DESCRIPTION OF THE TASK
From the listing below, count the lines where the string "price" occurs. Give the number, with no other words.

EXERCISE MATERIAL

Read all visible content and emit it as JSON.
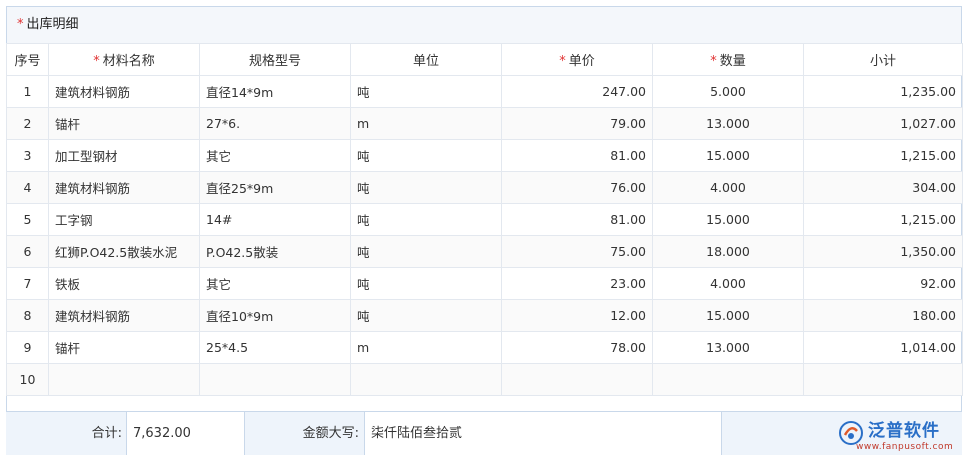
{
  "section": {
    "required_mark": "*",
    "title": "出库明细"
  },
  "columns": [
    {
      "label": "序号",
      "required": false
    },
    {
      "label": "材料名称",
      "required": true
    },
    {
      "label": "规格型号",
      "required": false
    },
    {
      "label": "单位",
      "required": false
    },
    {
      "label": "单价",
      "required": true
    },
    {
      "label": "数量",
      "required": true
    },
    {
      "label": "小计",
      "required": false
    }
  ],
  "rows": [
    {
      "no": "1",
      "name": "建筑材料钢筋",
      "spec": "直径14*9m",
      "unit": "吨",
      "price": "247.00",
      "qty": "5.000",
      "subtotal": "1,235.00"
    },
    {
      "no": "2",
      "name": "锚杆",
      "spec": "27*6.",
      "unit": "m",
      "price": "79.00",
      "qty": "13.000",
      "subtotal": "1,027.00"
    },
    {
      "no": "3",
      "name": "加工型钢材",
      "spec": "其它",
      "unit": "吨",
      "price": "81.00",
      "qty": "15.000",
      "subtotal": "1,215.00"
    },
    {
      "no": "4",
      "name": "建筑材料钢筋",
      "spec": "直径25*9m",
      "unit": "吨",
      "price": "76.00",
      "qty": "4.000",
      "subtotal": "304.00"
    },
    {
      "no": "5",
      "name": "工字钢",
      "spec": "14#",
      "unit": "吨",
      "price": "81.00",
      "qty": "15.000",
      "subtotal": "1,215.00"
    },
    {
      "no": "6",
      "name": "红狮P.O42.5散装水泥",
      "spec": "P.O42.5散装",
      "unit": "吨",
      "price": "75.00",
      "qty": "18.000",
      "subtotal": "1,350.00"
    },
    {
      "no": "7",
      "name": "铁板",
      "spec": "其它",
      "unit": "吨",
      "price": "23.00",
      "qty": "4.000",
      "subtotal": "92.00"
    },
    {
      "no": "8",
      "name": "建筑材料钢筋",
      "spec": "直径10*9m",
      "unit": "吨",
      "price": "12.00",
      "qty": "15.000",
      "subtotal": "180.00"
    },
    {
      "no": "9",
      "name": "锚杆",
      "spec": "25*4.5",
      "unit": "m",
      "price": "78.00",
      "qty": "13.000",
      "subtotal": "1,014.00"
    },
    {
      "no": "10",
      "name": "",
      "spec": "",
      "unit": "",
      "price": "",
      "qty": "",
      "subtotal": ""
    }
  ],
  "footer": {
    "total_label": "合计:",
    "total_value": "7,632.00",
    "amount_label": "金额大写:",
    "amount_value": "柒仟陆佰叁拾贰"
  },
  "logo": {
    "brand": "泛普软件",
    "url": "www.fanpusoft.com"
  },
  "colors": {
    "required": "#e03030",
    "border": "#c9d8ea",
    "brand": "#2a6fc7"
  }
}
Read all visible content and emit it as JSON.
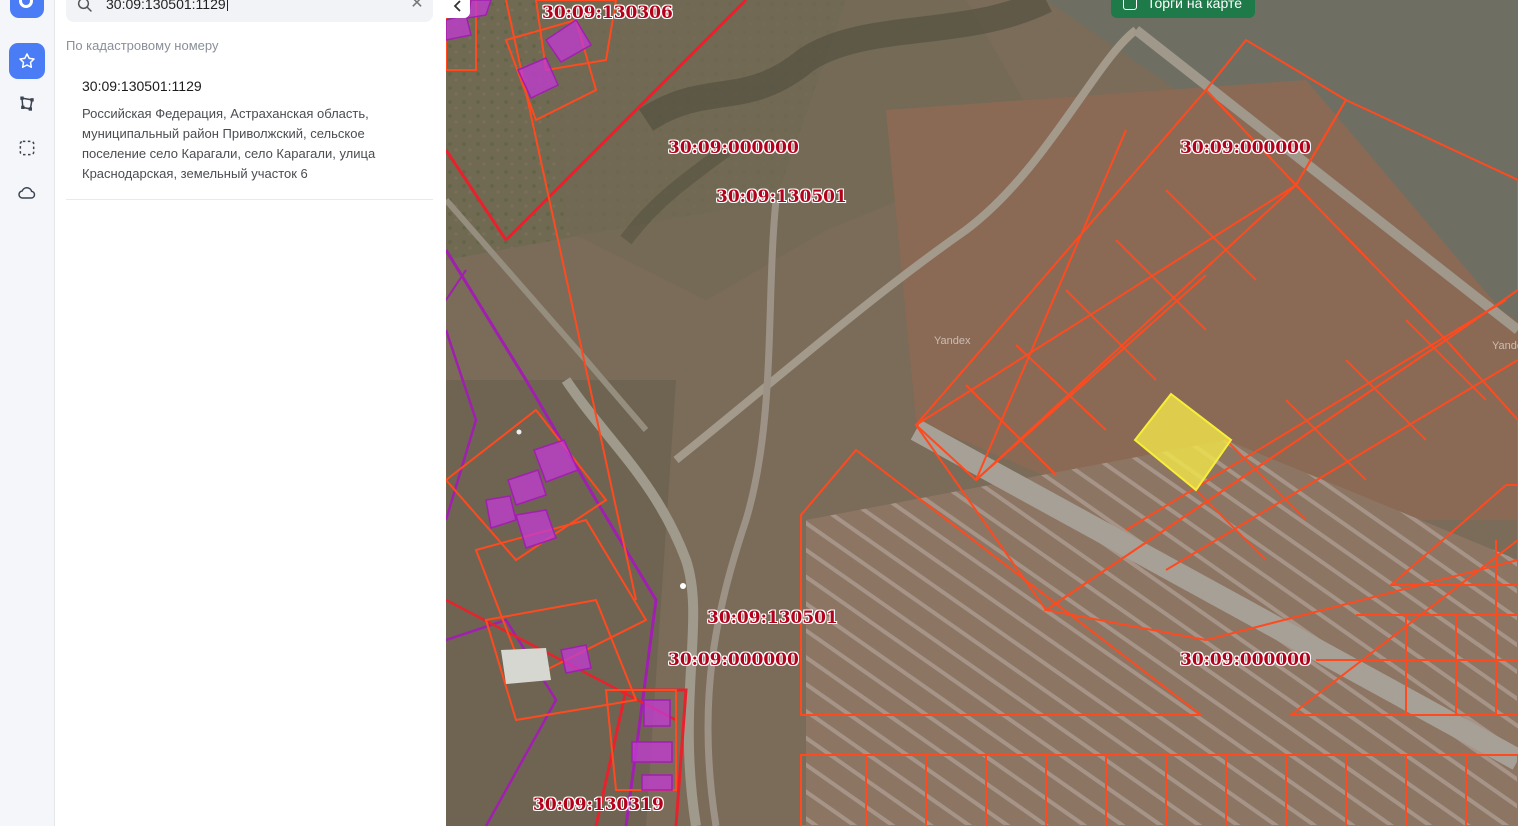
{
  "search": {
    "query": "30:09:130501:1129",
    "clear_icon": "close-icon",
    "search_icon": "search-icon"
  },
  "results": {
    "section_label": "По кадастровому номеру",
    "items": [
      {
        "title": "30:09:130501:1129",
        "address": "Российская Федерация, Астраханская область, муниципальный район Приволжский, сельское поселение село Карагали, село Карагали, улица Краснодарская, земельный участок 6"
      }
    ]
  },
  "rail": {
    "icons": [
      "logo-icon",
      "star-icon",
      "polygon-edit-icon",
      "selection-icon",
      "cloud-icon"
    ],
    "active_color": "#4a7cf5"
  },
  "map": {
    "auction_button": "Торги на карте",
    "watermark": "Yandex",
    "parcel_color": "#ff4a1f",
    "building_color": "#c43ad6",
    "highlight_color": "#f2e64a",
    "labels": {
      "l1": "30:09:130306",
      "l2": "30:09:000000",
      "l3": "30:09:000000",
      "l4": "30:09:130501",
      "l5": "30:09:130501",
      "l6": "30:09:000000",
      "l7": "30:09:000000",
      "l8": "30:09:130319"
    }
  }
}
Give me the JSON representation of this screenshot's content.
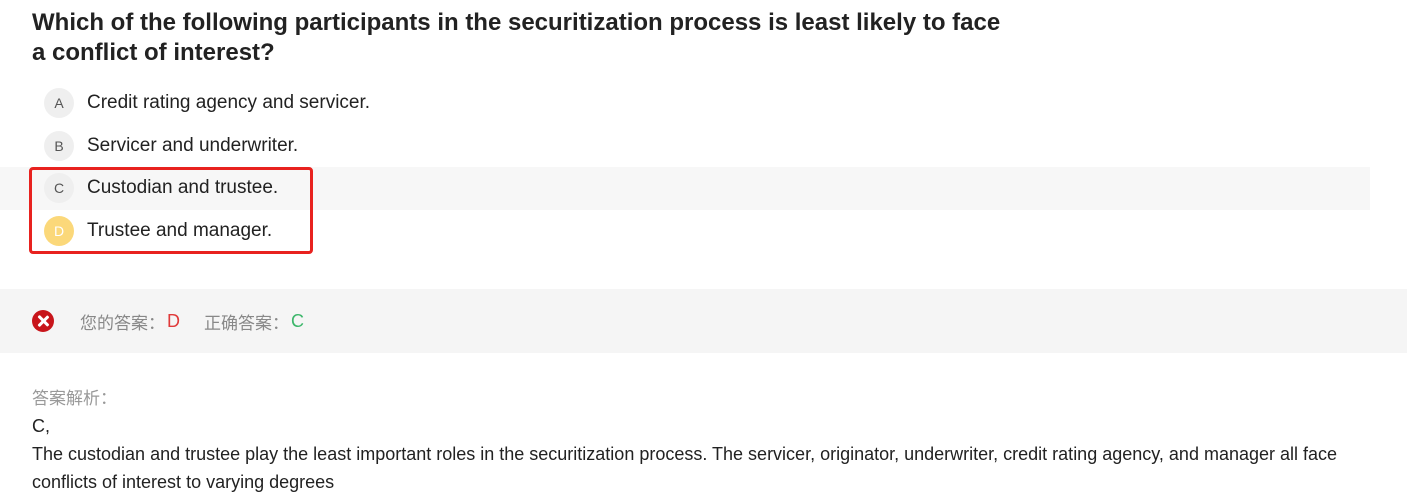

FULL SOLUTION
10